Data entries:
>> Begin
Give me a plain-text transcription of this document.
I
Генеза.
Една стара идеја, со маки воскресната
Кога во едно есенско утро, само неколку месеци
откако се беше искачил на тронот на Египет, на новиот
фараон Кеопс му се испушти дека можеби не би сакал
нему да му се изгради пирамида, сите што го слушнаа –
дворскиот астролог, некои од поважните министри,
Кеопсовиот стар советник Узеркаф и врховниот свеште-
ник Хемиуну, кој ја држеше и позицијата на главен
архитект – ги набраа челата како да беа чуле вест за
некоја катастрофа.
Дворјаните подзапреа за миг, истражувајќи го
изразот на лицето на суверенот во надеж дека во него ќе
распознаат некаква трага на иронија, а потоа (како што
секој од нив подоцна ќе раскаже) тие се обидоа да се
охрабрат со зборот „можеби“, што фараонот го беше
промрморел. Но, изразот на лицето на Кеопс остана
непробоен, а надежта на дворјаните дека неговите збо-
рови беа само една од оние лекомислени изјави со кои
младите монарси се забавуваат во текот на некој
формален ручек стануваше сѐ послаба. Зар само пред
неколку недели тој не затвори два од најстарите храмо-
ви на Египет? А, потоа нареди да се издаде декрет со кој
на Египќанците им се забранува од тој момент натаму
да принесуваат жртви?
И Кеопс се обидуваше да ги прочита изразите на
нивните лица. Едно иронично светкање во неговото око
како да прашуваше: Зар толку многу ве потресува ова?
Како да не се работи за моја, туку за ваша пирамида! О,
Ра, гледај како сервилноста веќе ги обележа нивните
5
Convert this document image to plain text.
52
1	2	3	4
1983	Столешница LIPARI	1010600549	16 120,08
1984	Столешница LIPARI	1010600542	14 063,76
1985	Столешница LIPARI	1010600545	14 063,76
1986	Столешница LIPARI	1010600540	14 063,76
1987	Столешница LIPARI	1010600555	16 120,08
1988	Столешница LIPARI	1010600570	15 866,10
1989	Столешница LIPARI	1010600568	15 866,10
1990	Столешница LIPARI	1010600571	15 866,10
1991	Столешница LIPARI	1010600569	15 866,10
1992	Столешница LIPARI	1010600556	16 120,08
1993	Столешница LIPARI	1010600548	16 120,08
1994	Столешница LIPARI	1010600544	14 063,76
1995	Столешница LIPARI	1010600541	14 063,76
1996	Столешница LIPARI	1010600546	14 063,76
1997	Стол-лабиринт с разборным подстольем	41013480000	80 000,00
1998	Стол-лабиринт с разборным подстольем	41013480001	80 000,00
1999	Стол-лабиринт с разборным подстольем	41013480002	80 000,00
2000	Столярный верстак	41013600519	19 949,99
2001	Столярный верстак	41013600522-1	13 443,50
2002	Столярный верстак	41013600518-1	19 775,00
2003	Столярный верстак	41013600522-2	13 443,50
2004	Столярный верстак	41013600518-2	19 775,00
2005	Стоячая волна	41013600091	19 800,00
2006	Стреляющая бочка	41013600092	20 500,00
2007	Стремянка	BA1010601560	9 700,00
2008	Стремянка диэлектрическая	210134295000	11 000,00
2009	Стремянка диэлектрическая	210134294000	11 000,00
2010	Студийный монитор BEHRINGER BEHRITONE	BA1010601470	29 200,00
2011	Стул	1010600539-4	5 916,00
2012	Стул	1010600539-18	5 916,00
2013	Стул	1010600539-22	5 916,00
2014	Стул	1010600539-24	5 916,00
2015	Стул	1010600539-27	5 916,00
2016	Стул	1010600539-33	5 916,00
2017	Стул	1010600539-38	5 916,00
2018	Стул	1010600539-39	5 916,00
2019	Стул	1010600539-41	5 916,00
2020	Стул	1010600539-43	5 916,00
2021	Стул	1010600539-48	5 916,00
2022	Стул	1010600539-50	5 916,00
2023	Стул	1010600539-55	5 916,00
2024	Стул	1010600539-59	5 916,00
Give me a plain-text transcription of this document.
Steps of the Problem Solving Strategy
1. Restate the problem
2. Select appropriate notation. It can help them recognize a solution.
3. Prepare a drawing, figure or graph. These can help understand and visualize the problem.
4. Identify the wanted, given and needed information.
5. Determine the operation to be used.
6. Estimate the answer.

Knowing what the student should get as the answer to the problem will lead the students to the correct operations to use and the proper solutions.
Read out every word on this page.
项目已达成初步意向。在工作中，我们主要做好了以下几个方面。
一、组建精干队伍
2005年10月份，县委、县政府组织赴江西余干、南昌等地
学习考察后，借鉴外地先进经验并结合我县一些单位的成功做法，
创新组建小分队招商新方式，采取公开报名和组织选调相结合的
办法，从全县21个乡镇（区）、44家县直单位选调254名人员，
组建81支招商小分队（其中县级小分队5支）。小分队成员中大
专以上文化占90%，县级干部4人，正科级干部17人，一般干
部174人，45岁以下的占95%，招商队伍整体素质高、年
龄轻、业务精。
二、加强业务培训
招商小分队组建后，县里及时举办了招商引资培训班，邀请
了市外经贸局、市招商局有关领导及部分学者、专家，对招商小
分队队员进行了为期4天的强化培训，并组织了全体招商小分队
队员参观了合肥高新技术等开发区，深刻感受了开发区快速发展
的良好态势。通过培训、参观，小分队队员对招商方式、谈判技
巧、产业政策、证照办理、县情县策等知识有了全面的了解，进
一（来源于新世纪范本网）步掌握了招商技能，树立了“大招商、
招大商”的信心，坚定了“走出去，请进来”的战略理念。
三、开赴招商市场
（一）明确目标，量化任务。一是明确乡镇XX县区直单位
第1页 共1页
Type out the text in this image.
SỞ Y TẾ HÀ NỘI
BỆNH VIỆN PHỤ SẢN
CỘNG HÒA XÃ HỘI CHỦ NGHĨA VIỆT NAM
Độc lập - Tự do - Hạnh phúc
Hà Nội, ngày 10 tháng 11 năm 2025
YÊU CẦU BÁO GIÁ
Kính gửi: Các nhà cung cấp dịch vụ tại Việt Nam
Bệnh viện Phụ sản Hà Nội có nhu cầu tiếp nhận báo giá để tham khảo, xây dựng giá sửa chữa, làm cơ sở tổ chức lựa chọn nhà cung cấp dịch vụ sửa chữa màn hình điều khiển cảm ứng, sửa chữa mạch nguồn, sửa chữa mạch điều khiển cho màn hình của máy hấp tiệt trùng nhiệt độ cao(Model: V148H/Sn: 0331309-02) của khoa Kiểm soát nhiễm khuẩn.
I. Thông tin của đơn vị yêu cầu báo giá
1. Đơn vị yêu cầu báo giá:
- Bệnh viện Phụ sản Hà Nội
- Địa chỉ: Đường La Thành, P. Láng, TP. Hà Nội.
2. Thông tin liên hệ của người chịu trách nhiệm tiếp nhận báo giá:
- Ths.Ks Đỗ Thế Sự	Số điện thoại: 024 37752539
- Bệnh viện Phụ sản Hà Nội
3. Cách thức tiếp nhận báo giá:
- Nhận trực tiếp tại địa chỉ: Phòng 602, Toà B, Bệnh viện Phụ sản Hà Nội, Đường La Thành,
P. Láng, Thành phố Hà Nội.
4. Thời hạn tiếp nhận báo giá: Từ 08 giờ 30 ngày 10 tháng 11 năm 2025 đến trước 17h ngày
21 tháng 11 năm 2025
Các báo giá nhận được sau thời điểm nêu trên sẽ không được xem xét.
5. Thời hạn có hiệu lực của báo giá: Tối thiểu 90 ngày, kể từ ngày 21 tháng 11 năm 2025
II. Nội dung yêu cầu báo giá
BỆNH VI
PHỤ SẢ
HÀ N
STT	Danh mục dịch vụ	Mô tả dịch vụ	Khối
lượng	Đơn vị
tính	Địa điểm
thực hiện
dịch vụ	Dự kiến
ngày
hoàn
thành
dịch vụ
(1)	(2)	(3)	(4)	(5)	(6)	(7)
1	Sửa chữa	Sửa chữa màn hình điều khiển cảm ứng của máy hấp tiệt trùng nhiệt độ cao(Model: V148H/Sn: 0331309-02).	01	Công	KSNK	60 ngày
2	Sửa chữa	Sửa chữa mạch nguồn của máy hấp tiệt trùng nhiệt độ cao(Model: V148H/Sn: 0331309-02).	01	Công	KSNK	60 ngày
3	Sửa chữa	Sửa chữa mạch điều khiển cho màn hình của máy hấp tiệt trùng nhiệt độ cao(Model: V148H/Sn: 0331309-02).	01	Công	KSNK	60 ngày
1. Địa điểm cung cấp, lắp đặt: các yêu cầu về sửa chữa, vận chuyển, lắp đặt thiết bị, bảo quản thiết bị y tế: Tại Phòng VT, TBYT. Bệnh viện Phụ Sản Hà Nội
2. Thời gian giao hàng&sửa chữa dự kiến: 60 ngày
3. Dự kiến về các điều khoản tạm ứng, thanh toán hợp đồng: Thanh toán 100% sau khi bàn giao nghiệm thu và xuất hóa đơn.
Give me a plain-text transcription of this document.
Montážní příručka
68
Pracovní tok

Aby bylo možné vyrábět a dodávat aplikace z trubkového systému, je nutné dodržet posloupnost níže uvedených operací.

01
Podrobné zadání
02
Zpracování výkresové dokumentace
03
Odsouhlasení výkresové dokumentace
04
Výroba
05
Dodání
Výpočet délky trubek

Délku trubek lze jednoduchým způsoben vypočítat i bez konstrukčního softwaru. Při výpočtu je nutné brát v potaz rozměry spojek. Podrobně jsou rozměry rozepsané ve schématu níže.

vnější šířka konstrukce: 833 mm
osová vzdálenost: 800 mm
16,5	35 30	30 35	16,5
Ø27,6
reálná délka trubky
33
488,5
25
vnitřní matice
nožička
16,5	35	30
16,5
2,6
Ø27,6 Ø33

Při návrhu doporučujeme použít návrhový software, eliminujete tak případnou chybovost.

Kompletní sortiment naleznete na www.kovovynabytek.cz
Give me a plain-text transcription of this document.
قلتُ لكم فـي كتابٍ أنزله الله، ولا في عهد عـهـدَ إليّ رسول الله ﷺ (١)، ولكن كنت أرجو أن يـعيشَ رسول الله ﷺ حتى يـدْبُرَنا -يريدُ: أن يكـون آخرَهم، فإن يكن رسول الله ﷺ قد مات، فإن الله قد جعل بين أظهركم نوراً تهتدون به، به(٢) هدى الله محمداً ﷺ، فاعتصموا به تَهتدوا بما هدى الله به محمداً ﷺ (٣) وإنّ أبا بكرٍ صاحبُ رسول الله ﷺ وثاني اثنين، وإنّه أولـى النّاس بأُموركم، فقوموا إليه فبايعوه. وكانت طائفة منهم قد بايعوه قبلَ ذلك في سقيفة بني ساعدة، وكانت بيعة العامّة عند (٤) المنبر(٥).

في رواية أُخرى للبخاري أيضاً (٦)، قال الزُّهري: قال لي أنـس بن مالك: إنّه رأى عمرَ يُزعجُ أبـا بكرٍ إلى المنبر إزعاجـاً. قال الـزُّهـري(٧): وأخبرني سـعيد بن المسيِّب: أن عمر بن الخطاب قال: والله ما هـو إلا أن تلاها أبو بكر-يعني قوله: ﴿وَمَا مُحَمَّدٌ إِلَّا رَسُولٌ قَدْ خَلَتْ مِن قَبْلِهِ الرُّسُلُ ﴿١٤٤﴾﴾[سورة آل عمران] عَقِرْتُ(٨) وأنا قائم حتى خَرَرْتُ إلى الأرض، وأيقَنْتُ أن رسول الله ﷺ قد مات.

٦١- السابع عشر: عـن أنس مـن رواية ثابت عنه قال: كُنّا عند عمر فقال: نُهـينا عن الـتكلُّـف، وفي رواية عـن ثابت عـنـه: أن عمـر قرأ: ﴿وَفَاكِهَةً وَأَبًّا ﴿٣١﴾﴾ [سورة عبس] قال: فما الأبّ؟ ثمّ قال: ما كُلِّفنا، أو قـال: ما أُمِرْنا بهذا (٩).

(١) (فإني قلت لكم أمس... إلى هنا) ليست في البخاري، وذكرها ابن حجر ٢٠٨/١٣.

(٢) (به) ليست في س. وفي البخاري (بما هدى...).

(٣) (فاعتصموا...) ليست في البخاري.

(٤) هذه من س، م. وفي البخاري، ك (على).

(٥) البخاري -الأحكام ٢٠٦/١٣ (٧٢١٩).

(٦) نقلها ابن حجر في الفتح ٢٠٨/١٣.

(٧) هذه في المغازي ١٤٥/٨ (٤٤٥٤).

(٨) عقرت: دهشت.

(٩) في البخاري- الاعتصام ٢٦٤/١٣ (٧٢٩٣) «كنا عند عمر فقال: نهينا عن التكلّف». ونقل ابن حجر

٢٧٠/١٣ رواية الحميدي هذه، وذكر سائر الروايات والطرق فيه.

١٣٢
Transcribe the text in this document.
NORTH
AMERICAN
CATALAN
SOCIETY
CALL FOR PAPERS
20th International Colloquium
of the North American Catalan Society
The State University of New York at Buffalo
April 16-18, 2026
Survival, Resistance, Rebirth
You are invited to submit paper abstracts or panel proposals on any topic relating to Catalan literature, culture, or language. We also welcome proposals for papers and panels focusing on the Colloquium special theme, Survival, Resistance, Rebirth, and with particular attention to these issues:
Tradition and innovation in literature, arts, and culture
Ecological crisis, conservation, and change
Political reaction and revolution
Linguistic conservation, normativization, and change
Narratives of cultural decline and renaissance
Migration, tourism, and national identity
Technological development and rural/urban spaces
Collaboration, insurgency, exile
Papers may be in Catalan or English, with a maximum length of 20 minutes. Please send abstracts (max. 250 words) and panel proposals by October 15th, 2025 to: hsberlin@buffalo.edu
>> End
Task brief - From the material above, gather all lines that include the string "неколку" and copy them.

Worked solution -
Кога во едно есенско утро, само неколку месеци
неколку недели тој не затвори два од најстарите храмо-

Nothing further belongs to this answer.